All of the data below should be written out exactly.

-- START OF Materials provided --

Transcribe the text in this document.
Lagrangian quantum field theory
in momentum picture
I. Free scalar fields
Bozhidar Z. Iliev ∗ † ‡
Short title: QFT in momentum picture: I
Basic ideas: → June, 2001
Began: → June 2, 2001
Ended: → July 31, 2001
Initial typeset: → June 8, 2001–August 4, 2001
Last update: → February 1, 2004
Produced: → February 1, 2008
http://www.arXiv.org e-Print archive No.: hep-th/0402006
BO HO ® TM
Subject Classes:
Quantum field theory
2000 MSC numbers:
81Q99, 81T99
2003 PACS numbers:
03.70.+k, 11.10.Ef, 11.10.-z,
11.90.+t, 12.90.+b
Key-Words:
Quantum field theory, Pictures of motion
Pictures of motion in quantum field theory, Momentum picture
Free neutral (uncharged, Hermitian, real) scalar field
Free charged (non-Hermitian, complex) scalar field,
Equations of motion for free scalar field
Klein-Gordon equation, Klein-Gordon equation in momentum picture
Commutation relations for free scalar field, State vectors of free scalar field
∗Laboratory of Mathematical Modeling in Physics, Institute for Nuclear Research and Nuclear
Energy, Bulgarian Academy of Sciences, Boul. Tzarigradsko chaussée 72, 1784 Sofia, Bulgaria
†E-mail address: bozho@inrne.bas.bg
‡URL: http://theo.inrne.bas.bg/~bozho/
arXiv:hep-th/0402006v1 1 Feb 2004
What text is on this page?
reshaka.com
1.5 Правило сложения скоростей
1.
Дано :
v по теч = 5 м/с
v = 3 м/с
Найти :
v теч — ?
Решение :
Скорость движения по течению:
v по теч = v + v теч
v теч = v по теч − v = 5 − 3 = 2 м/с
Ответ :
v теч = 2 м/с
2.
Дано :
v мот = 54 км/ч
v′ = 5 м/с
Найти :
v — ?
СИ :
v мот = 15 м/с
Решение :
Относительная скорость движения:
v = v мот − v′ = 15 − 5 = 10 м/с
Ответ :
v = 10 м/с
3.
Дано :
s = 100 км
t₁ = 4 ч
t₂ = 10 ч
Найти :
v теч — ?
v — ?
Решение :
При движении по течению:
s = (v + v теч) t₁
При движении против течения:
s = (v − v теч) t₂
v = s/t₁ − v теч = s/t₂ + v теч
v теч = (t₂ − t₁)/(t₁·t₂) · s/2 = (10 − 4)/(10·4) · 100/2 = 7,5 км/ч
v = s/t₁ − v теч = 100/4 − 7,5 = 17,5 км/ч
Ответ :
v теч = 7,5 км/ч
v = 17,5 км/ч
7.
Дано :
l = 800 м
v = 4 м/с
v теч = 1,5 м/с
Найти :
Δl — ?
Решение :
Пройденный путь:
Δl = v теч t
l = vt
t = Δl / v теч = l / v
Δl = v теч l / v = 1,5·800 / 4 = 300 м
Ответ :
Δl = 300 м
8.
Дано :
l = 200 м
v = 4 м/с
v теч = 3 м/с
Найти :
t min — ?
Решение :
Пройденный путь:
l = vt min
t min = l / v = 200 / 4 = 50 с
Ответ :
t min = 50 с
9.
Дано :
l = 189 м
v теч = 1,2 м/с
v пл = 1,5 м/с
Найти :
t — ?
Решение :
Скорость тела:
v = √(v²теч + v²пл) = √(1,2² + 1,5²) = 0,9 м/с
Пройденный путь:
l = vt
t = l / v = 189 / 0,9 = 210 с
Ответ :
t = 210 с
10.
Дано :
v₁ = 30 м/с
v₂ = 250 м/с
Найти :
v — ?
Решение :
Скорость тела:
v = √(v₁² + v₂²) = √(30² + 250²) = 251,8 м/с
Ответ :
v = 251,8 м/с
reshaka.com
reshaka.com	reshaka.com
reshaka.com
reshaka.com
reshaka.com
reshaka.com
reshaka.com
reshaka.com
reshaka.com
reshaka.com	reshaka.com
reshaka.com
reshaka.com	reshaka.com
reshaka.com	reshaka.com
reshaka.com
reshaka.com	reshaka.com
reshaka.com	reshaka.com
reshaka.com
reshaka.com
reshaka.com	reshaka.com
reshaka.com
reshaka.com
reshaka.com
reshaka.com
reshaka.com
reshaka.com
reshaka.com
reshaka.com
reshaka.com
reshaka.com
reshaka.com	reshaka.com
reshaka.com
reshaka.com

-- END OF Materials provided --

* [Output of the task]:
Transcribe the text in this document.
Lagrangian quantum field theory
in momentum picture
I. Free scalar fields
Bozhidar Z. Iliev ∗ † ‡
Short title: QFT in momentum picture: I
Basic ideas: → June, 2001
Began: → June 2, 2001
Ended: → July 31, 2001
Initial typeset: → June 8, 2001–August 4, 2001
Last update: → February 1, 2004
Produced: → February 1, 2008
http://www.arXiv.org e-Print archive No.: hep-th/0402006
BO HO ® TM
Subject Classes:
Quantum field theory
2000 MSC numbers:
81Q99, 81T99
2003 PACS numbers:
03.70.+k, 11.10.Ef, 11.10.-z,
11.90.+t, 12.90.+b
Key-Words:
Quantum field theory, Pictures of motion
Pictures of motion in quantum field theory, Momentum picture
Free neutral (uncharged, Hermitian, real) scalar field
Free charged (non-Hermitian, complex) scalar field,
Equations of motion for free scalar field
Klein-Gordon equation, Klein-Gordon equation in momentum picture
Commutation relations for free scalar field, State vectors of free scalar field
∗Laboratory of Mathematical Modeling in Physics, Institute for Nuclear Research and Nuclear
Energy, Bulgarian Academy of Sciences, Boul. Tzarigradsko chaussée 72, 1784 Sofia, Bulgaria
†E-mail address: bozho@inrne.bas.bg
‡URL: http://theo.inrne.bas.bg/~bozho/
arXiv:hep-th/0402006v1 1 Feb 2004
What text is on this page?
reshaka.com
1.5 Правило сложения скоростей
1.
Дано :
v по теч = 5 м/с
v = 3 м/с
Найти :
v теч — ?
Решение :
Скорость движения по течению:
v по теч = v + v теч
v теч = v по теч − v = 5 − 3 = 2 м/с
Ответ :
v теч = 2 м/с
2.
Дано :
v мот = 54 км/ч
v′ = 5 м/с
Найти :
v — ?
СИ :
v мот = 15 м/с
Решение :
Относительная скорость движения:
v = v мот − v′ = 15 − 5 = 10 м/с
Ответ :
v = 10 м/с
3.
Дано :
s = 100 км
t₁ = 4 ч
t₂ = 10 ч
Найти :
v теч — ?
v — ?
Решение :
При движении по течению:
s = (v + v теч) t₁
При движении против течения:
s = (v − v теч) t₂
v = s/t₁ − v теч = s/t₂ + v теч
v теч = (t₂ − t₁)/(t₁·t₂) · s/2 = (10 − 4)/(10·4) · 100/2 = 7,5 км/ч
v = s/t₁ − v теч = 100/4 − 7,5 = 17,5 км/ч
Ответ :
v теч = 7,5 км/ч
v = 17,5 км/ч
7.
Дано :
l = 800 м
v = 4 м/с
v теч = 1,5 м/с
Найти :
Δl — ?
Решение :
Пройденный путь:
Δl = v теч t
l = vt
t = Δl / v теч = l / v
Δl = v теч l / v = 1,5·800 / 4 = 300 м
Ответ :
Δl = 300 м
8.
Дано :
l = 200 м
v = 4 м/с
v теч = 3 м/с
Найти :
t min — ?
Решение :
Пройденный путь:
l = vt min
t min = l / v = 200 / 4 = 50 с
Ответ :
t min = 50 с
9.
Дано :
l = 189 м
v теч = 1,2 м/с
v пл = 1,5 м/с
Найти :
t — ?
Решение :
Скорость тела:
v = √(v²теч + v²пл) = √(1,2² + 1,5²) = 0,9 м/с
Пройденный путь:
l = vt
t = l / v = 189 / 0,9 = 210 с
Ответ :
t = 210 с
10.
Дано :
v₁ = 30 м/с
v₂ = 250 м/с
Найти :
v — ?
Решение :
Скорость тела:
v = √(v₁² + v₂²) = √(30² + 250²) = 251,8 м/с
Ответ :
v = 251,8 м/с
reshaka.com
reshaka.com	reshaka.com
reshaka.com
reshaka.com
reshaka.com
reshaka.com
reshaka.com
reshaka.com
reshaka.com
reshaka.com	reshaka.com
reshaka.com
reshaka.com	reshaka.com
reshaka.com	reshaka.com
reshaka.com
reshaka.com	reshaka.com
reshaka.com	reshaka.com
reshaka.com
reshaka.com
reshaka.com	reshaka.com
reshaka.com
reshaka.com
reshaka.com
reshaka.com
reshaka.com
reshaka.com
reshaka.com
reshaka.com
reshaka.com
reshaka.com
reshaka.com	reshaka.com
reshaka.com
reshaka.com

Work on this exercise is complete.